Passage provided -
High functioning anxiety is similar to other types of anxiety in the sense that you’ll experience symptoms, including over worrying, excessive fears, and overthinking. However, people with this form of anxiety are able to function on a day-to-day basis and may even excel in certain aspects of their lives, such as their careers and schooling.
Throughout this article, we’re going to take a deeper look at high-functioning anxiety, its symptoms, causes, and how to treat it. At the end, we invite you to ask further questions.
What is High Functioning Anxiety?
Since the medical community doesn’t recognize high functioning anxiety as a type of disorder, there’s a lack of research regarding this condition. Still, there are many out there who struggle with anxiety, but are able to maintain their lives. These people are considered high functioning.
It’s difficult to fully comprehend anxiety disorders because they exist on a spectrum. In other words, one person may feel mild bouts of stress while others experience excessive apprehension. ¹
While some medical professionals explain high functioning anxiety as a mild form of the condition, others believe these individuals have subclinical anxiety. This is when people experience anxiety symptoms, but don’t meet the diagnostic criteria for anxiety. For example, someone struggling with insomnia likely has certain symptoms of anxiety, but isn’t necessarily struggling with an anxiety disorder. ²
Subclinical anxiety symptoms can appear as:
- Brief (but recurring)

Task statement - Rewrite the text on high functioning anxiety, starting with "Since the medical" and going on through "considered high functioning.", with "medical community" replaced by "scientific community".

Dataset entries -
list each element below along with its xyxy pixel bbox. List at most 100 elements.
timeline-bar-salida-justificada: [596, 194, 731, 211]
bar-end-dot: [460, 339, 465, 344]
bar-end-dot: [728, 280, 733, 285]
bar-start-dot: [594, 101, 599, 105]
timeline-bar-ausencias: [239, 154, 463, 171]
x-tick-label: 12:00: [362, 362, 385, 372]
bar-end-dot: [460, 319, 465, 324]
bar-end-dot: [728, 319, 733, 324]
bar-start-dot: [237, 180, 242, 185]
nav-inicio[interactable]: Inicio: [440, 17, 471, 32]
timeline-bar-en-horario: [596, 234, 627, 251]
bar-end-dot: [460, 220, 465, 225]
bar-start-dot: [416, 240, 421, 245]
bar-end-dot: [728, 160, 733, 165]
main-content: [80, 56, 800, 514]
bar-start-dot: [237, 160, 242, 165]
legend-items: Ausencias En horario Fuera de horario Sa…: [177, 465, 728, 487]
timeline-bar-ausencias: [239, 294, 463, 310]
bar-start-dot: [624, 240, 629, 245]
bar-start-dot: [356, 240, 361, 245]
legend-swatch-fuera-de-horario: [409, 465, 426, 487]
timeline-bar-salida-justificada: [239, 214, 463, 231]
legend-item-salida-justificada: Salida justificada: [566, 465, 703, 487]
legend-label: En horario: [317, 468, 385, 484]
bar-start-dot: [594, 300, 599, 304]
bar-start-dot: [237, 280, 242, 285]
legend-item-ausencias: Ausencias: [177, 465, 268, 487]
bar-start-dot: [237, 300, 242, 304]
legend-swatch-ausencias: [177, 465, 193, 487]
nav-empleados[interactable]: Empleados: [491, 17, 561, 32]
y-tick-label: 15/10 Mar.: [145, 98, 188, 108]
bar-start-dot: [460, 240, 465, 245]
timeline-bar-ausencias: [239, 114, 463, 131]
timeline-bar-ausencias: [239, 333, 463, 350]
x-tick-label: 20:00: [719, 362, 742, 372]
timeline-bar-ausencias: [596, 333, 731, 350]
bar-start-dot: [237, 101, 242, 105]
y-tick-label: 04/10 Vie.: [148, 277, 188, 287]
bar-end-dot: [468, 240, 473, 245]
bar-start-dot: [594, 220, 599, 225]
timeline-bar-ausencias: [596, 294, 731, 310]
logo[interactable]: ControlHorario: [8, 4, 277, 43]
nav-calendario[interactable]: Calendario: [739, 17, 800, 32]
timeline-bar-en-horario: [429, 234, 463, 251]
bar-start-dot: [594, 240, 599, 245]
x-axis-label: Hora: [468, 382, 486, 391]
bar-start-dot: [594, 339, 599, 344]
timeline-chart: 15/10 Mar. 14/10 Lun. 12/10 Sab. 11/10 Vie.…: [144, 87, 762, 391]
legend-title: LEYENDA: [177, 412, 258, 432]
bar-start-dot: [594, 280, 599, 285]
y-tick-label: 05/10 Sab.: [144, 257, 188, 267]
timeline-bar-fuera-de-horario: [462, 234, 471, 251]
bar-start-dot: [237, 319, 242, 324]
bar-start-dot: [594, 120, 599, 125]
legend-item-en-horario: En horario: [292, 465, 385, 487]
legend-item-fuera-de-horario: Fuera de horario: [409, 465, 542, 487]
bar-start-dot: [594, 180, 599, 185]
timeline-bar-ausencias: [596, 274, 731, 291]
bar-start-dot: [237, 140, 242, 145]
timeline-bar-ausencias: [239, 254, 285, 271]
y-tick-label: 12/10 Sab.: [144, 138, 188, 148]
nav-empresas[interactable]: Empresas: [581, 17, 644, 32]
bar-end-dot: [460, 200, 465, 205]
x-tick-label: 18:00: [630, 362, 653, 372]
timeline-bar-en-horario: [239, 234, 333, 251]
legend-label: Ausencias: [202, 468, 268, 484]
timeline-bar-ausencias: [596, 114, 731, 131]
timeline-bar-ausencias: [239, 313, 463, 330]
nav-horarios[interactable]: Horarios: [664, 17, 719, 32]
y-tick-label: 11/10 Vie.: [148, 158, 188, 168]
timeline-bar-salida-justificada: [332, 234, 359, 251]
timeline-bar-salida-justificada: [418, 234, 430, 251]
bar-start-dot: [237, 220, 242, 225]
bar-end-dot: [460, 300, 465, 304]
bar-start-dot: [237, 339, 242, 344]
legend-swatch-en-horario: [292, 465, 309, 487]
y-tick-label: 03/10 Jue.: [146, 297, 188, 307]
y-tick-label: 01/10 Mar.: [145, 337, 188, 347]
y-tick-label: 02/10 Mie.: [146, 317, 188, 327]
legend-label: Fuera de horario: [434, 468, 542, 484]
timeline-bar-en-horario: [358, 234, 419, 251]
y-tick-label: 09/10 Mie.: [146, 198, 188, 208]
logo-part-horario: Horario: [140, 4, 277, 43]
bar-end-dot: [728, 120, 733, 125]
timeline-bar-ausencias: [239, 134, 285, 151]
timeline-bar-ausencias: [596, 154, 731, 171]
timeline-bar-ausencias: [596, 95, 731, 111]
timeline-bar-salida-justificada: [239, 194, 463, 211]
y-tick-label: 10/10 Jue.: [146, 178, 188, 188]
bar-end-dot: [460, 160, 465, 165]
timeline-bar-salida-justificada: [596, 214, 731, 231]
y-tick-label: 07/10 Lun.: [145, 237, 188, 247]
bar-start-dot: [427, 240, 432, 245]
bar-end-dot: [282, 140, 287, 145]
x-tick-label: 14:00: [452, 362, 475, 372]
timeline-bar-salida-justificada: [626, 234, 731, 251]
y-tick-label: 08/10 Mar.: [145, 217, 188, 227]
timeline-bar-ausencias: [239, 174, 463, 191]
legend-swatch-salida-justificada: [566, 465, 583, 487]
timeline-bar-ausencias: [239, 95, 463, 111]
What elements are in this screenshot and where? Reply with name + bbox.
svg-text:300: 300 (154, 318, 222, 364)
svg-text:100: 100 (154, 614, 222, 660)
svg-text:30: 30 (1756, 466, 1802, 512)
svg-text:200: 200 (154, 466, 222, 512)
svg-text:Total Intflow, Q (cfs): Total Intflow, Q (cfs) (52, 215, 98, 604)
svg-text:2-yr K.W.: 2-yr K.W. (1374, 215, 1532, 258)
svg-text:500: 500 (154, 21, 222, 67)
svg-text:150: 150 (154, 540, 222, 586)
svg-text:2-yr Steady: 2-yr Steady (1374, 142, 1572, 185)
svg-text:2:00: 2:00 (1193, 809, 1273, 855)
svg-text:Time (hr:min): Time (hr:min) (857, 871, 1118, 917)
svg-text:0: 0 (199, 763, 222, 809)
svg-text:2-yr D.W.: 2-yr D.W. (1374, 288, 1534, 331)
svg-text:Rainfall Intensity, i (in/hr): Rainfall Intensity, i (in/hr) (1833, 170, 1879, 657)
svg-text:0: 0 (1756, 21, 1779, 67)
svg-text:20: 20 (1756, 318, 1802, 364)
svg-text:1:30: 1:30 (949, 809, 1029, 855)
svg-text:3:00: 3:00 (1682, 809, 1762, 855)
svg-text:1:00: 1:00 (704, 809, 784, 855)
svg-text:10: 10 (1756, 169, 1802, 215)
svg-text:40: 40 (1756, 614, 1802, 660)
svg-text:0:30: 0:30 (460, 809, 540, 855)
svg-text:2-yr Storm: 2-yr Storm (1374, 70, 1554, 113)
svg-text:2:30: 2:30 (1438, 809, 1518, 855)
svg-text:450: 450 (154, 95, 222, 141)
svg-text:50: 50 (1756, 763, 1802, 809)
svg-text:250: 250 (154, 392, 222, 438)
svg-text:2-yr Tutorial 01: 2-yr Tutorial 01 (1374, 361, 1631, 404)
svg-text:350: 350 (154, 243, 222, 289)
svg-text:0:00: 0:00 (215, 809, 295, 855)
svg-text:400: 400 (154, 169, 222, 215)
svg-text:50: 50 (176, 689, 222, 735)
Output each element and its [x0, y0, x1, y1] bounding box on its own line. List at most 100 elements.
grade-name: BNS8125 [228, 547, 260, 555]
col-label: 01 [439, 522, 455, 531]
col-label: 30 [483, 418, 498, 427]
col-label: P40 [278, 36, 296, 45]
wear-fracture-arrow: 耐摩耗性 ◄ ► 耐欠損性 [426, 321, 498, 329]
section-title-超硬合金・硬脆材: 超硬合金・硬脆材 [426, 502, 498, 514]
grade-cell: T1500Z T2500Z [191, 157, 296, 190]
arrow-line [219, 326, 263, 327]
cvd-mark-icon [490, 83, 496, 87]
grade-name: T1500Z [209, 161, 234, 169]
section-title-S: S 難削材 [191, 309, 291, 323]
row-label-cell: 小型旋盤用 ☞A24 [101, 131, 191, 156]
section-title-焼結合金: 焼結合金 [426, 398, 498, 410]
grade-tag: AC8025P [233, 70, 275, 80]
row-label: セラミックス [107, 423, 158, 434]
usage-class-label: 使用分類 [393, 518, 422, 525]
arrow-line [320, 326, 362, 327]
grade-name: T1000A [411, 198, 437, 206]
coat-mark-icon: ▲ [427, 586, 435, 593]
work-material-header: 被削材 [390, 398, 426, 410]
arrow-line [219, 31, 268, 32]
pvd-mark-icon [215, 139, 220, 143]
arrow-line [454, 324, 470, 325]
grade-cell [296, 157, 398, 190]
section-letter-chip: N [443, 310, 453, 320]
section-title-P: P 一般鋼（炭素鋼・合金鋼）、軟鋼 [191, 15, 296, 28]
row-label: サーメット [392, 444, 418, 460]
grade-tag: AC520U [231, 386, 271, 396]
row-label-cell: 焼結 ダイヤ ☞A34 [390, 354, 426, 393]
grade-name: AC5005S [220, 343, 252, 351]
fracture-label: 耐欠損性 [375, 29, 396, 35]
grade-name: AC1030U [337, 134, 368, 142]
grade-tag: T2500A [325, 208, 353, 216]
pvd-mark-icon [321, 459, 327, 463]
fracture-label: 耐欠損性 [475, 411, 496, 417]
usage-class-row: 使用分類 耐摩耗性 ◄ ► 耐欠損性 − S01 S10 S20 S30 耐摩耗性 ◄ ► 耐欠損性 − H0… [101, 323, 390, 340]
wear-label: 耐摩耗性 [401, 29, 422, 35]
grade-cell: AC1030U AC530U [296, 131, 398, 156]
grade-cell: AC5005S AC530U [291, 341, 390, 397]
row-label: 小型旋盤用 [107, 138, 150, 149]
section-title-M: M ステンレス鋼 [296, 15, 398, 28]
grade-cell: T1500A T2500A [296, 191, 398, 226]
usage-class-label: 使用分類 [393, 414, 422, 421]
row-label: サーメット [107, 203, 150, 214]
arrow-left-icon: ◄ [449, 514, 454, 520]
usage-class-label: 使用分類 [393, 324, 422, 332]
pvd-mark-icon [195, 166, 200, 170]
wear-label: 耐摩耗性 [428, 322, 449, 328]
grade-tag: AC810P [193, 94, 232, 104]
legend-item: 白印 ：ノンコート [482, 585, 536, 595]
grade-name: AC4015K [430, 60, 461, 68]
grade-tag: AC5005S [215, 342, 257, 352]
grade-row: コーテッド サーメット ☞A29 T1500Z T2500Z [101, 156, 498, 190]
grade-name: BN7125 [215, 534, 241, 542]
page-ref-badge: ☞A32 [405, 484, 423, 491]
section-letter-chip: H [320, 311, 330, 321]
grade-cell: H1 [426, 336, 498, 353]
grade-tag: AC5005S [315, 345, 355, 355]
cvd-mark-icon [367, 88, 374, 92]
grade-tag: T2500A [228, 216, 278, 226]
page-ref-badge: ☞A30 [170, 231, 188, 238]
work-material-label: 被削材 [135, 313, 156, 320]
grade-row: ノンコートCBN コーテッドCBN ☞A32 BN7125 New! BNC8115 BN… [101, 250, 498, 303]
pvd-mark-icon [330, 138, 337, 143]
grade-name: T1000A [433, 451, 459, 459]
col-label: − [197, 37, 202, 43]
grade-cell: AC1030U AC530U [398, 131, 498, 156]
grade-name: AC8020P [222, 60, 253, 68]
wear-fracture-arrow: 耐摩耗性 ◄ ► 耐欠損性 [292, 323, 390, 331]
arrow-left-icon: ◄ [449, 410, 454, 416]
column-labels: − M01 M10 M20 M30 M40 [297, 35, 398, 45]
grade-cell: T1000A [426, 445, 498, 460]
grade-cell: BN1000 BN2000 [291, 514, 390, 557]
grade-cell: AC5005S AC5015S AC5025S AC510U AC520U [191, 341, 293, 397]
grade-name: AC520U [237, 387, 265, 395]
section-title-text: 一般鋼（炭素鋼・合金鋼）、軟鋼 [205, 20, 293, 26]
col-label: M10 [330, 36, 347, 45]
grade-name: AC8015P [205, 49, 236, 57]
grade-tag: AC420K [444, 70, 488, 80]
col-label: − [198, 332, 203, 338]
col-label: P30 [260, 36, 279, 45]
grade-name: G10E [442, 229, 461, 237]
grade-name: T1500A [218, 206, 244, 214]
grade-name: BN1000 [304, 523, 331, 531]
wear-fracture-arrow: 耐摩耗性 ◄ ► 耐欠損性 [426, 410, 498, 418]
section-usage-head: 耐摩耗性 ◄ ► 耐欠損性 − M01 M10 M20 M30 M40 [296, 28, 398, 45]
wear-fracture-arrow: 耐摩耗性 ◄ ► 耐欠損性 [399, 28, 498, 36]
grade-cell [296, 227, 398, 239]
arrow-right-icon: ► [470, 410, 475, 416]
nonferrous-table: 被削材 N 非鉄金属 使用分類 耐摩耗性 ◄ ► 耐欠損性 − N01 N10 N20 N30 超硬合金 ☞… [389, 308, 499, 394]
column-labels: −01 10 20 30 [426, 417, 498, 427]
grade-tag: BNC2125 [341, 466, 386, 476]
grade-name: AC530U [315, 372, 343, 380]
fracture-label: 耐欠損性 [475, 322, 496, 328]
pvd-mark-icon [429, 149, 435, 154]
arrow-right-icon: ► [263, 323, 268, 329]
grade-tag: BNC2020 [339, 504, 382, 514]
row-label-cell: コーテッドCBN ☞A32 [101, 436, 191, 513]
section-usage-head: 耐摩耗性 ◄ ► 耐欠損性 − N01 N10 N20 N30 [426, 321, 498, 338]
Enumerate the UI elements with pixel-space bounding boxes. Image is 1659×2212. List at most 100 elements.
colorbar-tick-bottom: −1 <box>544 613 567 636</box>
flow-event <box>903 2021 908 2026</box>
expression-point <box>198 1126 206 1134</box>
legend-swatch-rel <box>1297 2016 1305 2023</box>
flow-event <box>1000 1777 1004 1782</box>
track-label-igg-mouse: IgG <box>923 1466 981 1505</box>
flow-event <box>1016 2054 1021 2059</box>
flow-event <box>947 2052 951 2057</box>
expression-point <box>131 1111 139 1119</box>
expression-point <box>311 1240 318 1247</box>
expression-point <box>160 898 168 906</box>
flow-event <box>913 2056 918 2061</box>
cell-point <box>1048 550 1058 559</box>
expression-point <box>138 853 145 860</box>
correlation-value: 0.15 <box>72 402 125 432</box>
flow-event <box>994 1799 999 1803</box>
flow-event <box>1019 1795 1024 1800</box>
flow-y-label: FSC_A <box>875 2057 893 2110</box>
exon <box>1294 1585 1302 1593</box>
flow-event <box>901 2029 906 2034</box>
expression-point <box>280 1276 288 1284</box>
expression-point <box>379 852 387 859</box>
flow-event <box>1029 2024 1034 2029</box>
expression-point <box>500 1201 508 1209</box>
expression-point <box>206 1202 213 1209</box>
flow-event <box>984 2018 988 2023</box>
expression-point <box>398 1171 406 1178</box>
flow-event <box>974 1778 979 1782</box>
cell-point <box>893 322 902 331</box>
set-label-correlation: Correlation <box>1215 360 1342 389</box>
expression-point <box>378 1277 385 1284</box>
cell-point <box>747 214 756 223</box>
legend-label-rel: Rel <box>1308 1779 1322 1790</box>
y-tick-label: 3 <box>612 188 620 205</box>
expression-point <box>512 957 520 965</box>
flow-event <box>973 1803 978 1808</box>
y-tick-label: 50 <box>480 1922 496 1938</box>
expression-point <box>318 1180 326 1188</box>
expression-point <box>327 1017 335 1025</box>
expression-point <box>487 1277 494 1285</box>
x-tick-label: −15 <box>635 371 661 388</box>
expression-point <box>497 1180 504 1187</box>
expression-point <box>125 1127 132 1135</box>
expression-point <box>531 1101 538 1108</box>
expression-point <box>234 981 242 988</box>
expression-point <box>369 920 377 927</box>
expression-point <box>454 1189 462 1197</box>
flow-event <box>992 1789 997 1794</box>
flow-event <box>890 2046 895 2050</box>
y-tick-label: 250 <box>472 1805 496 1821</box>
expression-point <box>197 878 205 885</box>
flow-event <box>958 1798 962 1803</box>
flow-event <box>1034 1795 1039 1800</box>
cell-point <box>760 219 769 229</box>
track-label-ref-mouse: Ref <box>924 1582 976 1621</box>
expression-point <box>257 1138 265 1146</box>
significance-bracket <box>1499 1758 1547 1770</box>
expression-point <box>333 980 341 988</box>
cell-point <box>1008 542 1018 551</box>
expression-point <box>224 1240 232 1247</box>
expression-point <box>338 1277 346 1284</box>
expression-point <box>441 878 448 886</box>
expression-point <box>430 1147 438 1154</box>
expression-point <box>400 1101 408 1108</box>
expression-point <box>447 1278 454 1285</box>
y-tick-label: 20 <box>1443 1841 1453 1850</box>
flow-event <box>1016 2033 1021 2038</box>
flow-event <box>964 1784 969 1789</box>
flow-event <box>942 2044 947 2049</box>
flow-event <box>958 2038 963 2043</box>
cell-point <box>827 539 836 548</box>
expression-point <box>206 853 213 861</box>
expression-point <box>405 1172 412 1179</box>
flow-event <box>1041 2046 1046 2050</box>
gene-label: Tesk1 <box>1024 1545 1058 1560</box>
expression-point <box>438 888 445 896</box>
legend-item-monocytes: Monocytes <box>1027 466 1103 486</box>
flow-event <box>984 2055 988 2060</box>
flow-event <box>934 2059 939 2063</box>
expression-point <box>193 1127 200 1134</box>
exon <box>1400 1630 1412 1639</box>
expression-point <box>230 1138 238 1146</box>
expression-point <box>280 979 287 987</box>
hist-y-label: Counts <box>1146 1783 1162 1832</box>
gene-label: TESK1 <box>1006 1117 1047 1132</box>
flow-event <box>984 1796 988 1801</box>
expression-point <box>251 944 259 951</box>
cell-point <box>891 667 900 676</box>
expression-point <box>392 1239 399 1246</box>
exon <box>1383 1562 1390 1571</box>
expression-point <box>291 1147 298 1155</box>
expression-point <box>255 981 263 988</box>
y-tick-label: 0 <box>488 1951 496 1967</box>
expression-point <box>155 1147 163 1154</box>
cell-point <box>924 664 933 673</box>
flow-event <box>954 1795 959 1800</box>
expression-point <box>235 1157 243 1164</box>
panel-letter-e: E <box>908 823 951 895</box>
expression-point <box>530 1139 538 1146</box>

Response box -
Since the scientific community doesn’t recognize high functioning anxiety as a type of disorder, there’s a lack of research regarding this condition. Still, there are many out there who struggle with anxiety, but are able to maintain their lives. These people are considered high functioning.